"""
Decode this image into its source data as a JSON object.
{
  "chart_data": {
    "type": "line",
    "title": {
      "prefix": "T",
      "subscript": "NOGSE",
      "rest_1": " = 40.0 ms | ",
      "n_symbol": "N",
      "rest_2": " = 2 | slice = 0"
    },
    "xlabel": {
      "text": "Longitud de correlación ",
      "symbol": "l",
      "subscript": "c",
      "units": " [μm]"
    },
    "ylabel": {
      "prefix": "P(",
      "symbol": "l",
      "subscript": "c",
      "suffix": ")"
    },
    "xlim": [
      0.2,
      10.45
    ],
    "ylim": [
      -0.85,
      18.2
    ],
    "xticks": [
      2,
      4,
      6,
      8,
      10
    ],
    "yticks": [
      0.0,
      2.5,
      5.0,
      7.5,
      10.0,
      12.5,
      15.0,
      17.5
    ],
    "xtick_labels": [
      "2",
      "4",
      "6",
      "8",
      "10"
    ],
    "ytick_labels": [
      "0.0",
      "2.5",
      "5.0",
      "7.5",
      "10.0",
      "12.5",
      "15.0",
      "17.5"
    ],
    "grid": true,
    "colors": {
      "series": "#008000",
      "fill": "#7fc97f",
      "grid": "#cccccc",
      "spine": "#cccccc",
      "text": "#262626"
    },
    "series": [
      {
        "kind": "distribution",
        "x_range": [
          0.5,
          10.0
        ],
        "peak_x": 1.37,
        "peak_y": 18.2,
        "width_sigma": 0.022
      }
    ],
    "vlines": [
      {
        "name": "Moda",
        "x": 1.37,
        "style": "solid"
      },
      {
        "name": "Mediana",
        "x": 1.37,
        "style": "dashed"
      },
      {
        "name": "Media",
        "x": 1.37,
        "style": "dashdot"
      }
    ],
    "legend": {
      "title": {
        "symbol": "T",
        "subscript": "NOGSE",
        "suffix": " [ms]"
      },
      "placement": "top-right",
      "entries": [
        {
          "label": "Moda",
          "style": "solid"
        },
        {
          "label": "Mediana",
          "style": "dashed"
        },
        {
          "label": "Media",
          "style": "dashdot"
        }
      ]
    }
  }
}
"""
• [SHORT EXERCISE]: Copy the material above, line for line.

• [FULL ANSWER]:
Decode this image into its source data as a JSON object.
{
  "chart_data": {
    "type": "line",
    "title": {
      "prefix": "T",
      "subscript": "NOGSE",
      "rest_1": " = 40.0 ms | ",
      "n_symbol": "N",
      "rest_2": " = 2 | slice = 0"
    },
    "xlabel": {
      "text": "Longitud de correlación ",
      "symbol": "l",
      "subscript": "c",
      "units": " [μm]"
    },
    "ylabel": {
      "prefix": "P(",
      "symbol": "l",
      "subscript": "c",
      "suffix": ")"
    },
    "xlim": [
      0.2,
      10.45
    ],
    "ylim": [
      -0.85,
      18.2
    ],
    "xticks": [
      2,
      4,
      6,
      8,
      10
    ],
    "yticks": [
      0.0,
      2.5,
      5.0,
      7.5,
      10.0,
      12.5,
      15.0,
      17.5
    ],
    "xtick_labels": [
      "2",
      "4",
      "6",
      "8",
      "10"
    ],
    "ytick_labels": [
      "0.0",
      "2.5",
      "5.0",
      "7.5",
      "10.0",
      "12.5",
      "15.0",
      "17.5"
    ],
    "grid": true,
    "colors": {
      "series": "#008000",
      "fill": "#7fc97f",
      "grid": "#cccccc",
      "spine": "#cccccc",
      "text": "#262626"
    },
    "series": [
      {
        "kind": "distribution",
        "x_range": [
          0.5,
          10.0
        ],
        "peak_x": 1.37,
        "peak_y": 18.2,
        "width_sigma": 0.022
      }
    ],
    "vlines": [
      {
        "name": "Moda",
        "x": 1.37,
        "style": "solid"
      },
      {
        "name": "Mediana",
        "x": 1.37,
        "style": "dashed"
      },
      {
        "name": "Media",
        "x": 1.37,
        "style": "dashdot"
      }
    ],
    "legend": {
      "title": {
        "symbol": "T",
        "subscript": "NOGSE",
        "suffix": " [ms]"
      },
      "placement": "top-right",
      "entries": [
        {
          "label": "Moda",
          "style": "solid"
        },
        {
          "label": "Mediana",
          "style": "dashed"
        },
        {
          "label": "Media",
          "style": "dashdot"
        }
      ]
    }
  }
}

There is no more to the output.